START MATERIAL FOR THIS EXERCISE
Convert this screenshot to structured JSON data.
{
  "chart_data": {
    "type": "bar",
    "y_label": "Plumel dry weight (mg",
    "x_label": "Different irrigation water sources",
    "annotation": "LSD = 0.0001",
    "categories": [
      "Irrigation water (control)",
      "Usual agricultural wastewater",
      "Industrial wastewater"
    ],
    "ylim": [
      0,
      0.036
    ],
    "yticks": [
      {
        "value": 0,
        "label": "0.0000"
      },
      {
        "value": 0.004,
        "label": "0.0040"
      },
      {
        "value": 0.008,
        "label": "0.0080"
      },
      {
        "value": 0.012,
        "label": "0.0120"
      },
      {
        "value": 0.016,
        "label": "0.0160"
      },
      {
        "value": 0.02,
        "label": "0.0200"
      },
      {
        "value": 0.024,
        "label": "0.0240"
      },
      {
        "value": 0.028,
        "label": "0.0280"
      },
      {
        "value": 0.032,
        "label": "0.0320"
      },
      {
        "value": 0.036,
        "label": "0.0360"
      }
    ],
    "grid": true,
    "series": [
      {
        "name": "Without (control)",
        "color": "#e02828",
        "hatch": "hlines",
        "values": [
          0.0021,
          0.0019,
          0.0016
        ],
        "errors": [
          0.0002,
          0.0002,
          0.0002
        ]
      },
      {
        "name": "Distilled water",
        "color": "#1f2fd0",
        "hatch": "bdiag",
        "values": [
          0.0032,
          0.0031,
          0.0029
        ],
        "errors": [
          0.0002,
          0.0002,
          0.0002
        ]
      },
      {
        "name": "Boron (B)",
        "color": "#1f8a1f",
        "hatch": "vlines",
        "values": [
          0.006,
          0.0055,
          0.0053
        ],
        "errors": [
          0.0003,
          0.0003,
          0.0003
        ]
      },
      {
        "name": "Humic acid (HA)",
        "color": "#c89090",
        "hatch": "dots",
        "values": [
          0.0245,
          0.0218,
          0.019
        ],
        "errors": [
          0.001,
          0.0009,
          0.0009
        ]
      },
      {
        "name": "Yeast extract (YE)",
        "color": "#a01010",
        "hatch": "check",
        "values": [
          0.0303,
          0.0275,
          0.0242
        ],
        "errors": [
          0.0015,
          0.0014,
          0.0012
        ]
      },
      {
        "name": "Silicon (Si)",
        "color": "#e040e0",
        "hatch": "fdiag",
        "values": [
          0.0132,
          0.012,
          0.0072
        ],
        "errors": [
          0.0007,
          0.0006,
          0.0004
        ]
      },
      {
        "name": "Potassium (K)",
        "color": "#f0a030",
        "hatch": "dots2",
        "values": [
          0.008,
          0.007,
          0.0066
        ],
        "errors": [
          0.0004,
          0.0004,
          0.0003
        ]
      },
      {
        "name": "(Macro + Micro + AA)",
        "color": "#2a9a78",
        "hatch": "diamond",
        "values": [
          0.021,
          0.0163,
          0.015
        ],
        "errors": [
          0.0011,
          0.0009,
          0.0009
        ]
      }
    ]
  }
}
END MATERIAL FOR THIS EXERCISE
Which lines contain the word "color"? Return each of them.

* CORRECT ANSWER *
        "color": "#e02828",
        "color": "#1f2fd0",
        "color": "#1f8a1f",
        "color": "#c89090",
        "color": "#a01010",
        "color": "#e040e0",
        "color": "#f0a030",
        "color": "#2a9a78",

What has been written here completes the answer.